EXCERPT:
———
For this example of Markov jump processes we consider a class of generalized gradient structures of the type above, given by \({\mathscr {E}}\) and \({\mathscr {R}}^*\) (or equivalently by the densities \(\upphi \), \(\Psi ^*\), and the measure \({\varvec{\upnu }}_\rho \)), with the property that equations (1.1) and (1.9) coincide with (1.2). Even for fixed \({\mathscr {E}}\) there exists a range of choices for \(\Psi ^*\) and \({\varvec{\upnu }}_\rho \) that achieve this (see also the discussion in [35, 59]). A simple calculation (see the discussion at the end of Sect. 3.1) shows that, if one chooses for the measure \({\varvec{\upnu }}_\rho \) the form

$$\begin{aligned} {\varvec{\upnu }}_\rho (\mathrm {d}x\,\mathrm {d}y) = \upalpha (u(x),u(y))\, \pi (\mathrm {d}x)\kappa (x,\mathrm {d}y), \end{aligned}$$

for a suitable fuction \(\upalpha :[0,\infty )\times [0,\infty )\rightarrow [0,\infty )\), and one introduces the map \({\mathrm {F}}:(0,\infty )\times (0,\infty )\rightarrow {\mathbb {R}}\)

$$\begin{aligned} {\mathrm {F}}(u,v){:}{=} (\Psi ^*)'\big [\upphi '(v)-\upphi '(u)\big ]\upalpha (u,v)\quad u,v>0, \end{aligned}$$

then (1.9) takes the form of the integro-differential equation

$$\begin{aligned} \partial _t u_t(x) = \int _{y\in V} \mathrm {F}\bigl (u_t(x),u_t(y)\bigr )\, \kappa (x,\mathrm {d}y), \end{aligned}$$

in terms of the density \(u_t\) of \(\rho _t\) with respect to \(\pi \). Therefore, a pair \((\Psi ^*,{\varvec{\upnu }}_\rho )\) leads to equation (1.2) whenever \((\Psi ^*,\upphi ,\upalpha )\) satisfy the compatibility property

$$\begin{aligned} {\mathrm {F}}(u,v)=v-u \quad \text {for every }u,v>0. \end{aligned}$$

The classical quadratic-energy, quadratic-dissipation choice

$$\begin{aligned} \Psi ^*(\xi )=\tfrac{1}{2}\xi ^2,\quad \upphi (s)=\tfrac{1}{2}s^2,\quad \upalpha (u,v)=1 \end{aligned}$$

corresponds to the Dirichlet-form approach to (1.2) in \(L^2(V,\pi )\). Here \({\mathscr {R}}^*(\rho ,{{\varvec{j}}})={\mathscr {R}}^*({{\varvec{j}}})\) is in fact independent of \(\rho \): if one introduces the symmetric bilinear form

$$\begin{aligned}{}[\![u,v]\!]{:}{=}\frac{1}{2}\iint _E{{\overline{\nabla }}}u(x,y)\,{{\overline{\nabla }}}v(x,y)\,{\varvec{{\varvec{\vartheta }}}}(\mathrm {d}x,\mathrm {d}y),\quad [\![u,u]\!]=\frac{1}{2}\iint _E\Psi ({{\overline{\nabla }}}u)\,\mathrm {d}{\varvec{{\varvec{\vartheta }}}}, \end{aligned}$$

with \({\varvec{{\varvec{\vartheta }}}}(\mathrm {d}x, \mathrm {d}y) = \pi (\mathrm {d}x ) \kappa (x, \mathrm {d}y)\) (cf. (3.5) ahead), then (1.12) can also be formulated as

$$\begin{aligned} (\dot{u}_t, v)_{L^2(V,\pi )}+ [\![u_t,v]\!]=0\quad \text {for every }v\in L^2(V,\pi ). \end{aligned}$$

Two other choices have received attention in the recent literature. Both of these are based not on the quadratic energy \(\upphi (s)=\tfrac{1}{2}s^2\), but on the Boltzmann entropy functional \(\upphi (s) = s\log s - s + 1\):

  1. (1)
———
[Items listed in a dataset]
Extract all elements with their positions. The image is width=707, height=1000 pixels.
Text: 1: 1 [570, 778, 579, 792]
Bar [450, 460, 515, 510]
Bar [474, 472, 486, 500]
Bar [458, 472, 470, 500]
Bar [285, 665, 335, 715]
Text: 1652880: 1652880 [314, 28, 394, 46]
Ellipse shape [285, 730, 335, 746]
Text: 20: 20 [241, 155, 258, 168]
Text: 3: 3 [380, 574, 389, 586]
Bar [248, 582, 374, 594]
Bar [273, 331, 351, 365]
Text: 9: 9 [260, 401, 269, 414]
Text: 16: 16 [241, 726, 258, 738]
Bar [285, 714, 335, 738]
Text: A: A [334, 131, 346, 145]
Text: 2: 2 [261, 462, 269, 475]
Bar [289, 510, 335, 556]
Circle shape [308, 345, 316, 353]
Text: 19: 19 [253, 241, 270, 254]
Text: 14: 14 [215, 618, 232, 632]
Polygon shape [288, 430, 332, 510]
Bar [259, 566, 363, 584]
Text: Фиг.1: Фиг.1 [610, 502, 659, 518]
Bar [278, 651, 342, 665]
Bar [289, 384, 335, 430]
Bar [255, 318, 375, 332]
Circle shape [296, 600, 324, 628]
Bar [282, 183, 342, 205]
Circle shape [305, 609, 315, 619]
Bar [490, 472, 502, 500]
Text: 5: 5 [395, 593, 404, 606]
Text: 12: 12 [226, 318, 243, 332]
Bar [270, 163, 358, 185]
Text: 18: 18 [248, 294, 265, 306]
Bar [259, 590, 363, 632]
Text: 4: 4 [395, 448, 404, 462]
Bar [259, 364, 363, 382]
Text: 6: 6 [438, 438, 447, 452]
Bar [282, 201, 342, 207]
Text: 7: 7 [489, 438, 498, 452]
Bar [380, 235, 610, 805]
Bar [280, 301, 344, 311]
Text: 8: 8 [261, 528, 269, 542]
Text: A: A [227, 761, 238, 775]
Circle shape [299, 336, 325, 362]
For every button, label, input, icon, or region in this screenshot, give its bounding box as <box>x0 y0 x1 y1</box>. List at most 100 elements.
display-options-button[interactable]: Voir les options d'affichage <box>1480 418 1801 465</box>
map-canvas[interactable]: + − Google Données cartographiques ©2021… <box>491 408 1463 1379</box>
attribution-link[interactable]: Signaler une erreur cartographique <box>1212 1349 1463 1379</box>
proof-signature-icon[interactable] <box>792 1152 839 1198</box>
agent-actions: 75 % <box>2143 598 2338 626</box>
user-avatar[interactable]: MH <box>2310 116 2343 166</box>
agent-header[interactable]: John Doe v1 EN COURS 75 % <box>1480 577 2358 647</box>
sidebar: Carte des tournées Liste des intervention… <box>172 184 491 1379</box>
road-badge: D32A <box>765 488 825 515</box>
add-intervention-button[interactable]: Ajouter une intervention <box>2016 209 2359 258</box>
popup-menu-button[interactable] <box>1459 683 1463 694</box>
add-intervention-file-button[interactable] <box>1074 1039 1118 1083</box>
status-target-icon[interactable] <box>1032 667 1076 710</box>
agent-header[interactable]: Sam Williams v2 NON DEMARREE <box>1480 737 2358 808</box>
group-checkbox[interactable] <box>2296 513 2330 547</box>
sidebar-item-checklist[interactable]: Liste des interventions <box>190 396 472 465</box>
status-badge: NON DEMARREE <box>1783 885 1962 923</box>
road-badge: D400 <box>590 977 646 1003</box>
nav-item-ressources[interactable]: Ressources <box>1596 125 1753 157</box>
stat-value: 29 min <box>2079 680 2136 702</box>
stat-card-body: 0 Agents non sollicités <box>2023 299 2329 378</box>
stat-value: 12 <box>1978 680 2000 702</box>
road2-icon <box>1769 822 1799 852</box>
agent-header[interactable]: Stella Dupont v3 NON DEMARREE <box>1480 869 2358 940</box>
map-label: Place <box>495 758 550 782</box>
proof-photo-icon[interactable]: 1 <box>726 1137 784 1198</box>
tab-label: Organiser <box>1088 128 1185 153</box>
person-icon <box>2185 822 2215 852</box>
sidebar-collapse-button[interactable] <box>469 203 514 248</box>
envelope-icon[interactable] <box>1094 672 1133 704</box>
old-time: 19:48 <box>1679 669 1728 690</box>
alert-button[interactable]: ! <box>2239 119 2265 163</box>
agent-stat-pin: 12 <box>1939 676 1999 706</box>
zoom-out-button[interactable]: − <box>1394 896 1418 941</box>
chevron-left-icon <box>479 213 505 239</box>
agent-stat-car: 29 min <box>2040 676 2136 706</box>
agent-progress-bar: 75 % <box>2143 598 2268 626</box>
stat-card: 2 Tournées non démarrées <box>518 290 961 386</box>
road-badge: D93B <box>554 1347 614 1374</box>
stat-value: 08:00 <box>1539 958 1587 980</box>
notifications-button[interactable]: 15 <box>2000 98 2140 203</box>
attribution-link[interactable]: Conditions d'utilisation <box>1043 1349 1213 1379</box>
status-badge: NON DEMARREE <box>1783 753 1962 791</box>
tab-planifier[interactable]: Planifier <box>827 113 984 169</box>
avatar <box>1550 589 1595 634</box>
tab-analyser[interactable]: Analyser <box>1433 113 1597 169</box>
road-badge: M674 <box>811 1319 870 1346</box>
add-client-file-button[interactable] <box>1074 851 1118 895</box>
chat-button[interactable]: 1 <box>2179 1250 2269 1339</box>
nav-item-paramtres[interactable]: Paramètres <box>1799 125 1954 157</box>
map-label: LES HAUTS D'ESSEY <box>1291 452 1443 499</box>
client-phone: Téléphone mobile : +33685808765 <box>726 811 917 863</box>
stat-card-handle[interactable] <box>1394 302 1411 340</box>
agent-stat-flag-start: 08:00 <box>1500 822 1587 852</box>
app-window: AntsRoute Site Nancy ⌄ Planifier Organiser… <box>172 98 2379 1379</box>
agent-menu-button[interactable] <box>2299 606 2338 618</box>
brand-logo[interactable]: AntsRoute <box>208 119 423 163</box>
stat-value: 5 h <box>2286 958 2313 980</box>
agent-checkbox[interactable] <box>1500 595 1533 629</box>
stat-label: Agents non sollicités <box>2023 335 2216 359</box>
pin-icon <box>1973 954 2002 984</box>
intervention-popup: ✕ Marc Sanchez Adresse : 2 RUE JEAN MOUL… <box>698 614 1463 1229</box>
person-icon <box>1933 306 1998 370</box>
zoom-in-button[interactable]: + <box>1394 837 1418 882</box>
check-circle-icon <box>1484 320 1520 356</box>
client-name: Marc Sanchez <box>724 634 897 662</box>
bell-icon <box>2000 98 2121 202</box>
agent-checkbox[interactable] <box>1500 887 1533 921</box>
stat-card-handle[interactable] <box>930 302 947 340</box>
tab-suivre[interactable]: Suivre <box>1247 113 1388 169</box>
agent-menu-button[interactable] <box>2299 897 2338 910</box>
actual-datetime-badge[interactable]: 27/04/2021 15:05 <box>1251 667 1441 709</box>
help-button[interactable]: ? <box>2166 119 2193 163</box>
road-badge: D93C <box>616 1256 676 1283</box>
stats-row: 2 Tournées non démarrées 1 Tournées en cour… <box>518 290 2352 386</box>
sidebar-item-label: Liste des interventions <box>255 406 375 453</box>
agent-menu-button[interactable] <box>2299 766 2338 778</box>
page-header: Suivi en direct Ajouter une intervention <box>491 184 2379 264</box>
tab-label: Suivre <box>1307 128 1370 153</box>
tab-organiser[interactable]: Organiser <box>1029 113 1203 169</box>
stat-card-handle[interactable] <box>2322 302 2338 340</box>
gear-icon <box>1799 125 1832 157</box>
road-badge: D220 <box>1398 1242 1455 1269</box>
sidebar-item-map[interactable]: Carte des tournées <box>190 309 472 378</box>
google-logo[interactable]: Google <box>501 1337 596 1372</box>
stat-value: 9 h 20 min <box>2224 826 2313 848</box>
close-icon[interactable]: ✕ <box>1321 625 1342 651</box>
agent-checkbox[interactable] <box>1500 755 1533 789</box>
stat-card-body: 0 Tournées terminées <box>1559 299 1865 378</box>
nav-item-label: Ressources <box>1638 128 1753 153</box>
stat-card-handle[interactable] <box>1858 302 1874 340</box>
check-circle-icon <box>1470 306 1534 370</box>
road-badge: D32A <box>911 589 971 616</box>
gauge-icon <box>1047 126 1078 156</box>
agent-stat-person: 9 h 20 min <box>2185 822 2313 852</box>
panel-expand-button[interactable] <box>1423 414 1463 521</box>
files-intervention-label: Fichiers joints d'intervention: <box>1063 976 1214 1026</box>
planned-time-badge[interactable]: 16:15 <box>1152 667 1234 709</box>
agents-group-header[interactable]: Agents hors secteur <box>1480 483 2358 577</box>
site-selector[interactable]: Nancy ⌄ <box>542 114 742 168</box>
———
REQUIRED TASK 1: Give every equation number that the excerpt on Markov jump processes cites in parentheses, listing each number only once.
REQUIRED TASK 2: Write the next part of the excerpt on Markov jump processes, picking up where it stops.

RESULT 1: (1.1), (1.9), (1.2), (1.12), (3.5)

RESULT 2:
    The large-deviation characterization [58, 59] leads to the choice

    $$\begin{aligned} \Psi ^*(\xi ) {:}{=} 4\bigl (\cosh (\xi /2) - 1\bigr ) \quad \text {and}\quad \upalpha (u,v) {:}{=} \sqrt{uv}. \end{aligned}$$

    The corresponding primal dissipation potential \(\Psi {:}{=} (\Psi ^*)^*\) is given by

    $$\begin{aligned} \Psi (s) {:}{=} 2s\log \left( \frac{s+\sqrt{s^2+4}}{2} \right) - \sqrt{s^2 + 4} + 4. \end{aligned}$$
  2. (2)

    The ‘quadratic-dissipation’ choice introduced independently by Maas [49], Mielke [52], and Chow, Huang, and Zhou [13] for Markov processes on finite graphs,

    $$\begin{aligned} \Psi ^*(\xi ) {:}{=} \tfrac{1}{2} \xi ^2, \quad \Psi (s) = \tfrac{1}{2} s^2 , \quad \text {and}\quad \upalpha (u,v) {:}{=} \frac{ u-v }{ \log (u) - \log (v) }. \end{aligned}$$

Other examples are discussed in Sect. 1.3. With the quadratic choice (1.17b), the gradient system fits into the metric-space structure (see e.g. [4]) and this feature has been used extensively to investigate the properties of general Markov jump processes [25, 29,30,31, 49, 52]. In this paper, however, we focus on functions \(\Psi ^*\) that are not homogeneous, as in (1.17a), and such that the corresponding structure is not covered by the usual metric framework. On the other hand, there are various arguments why this structure nonetheless has a certain ‘naturalness’ (see Sect. 1.4), and these motivate our aim to develop a functional framework based on this structure.

1.2 Challenges

Constructing a ‘functional framework’ for the gradient-flow equation (1.9) with the choices (1.5) and (1.17a) presents a number of independent challenges.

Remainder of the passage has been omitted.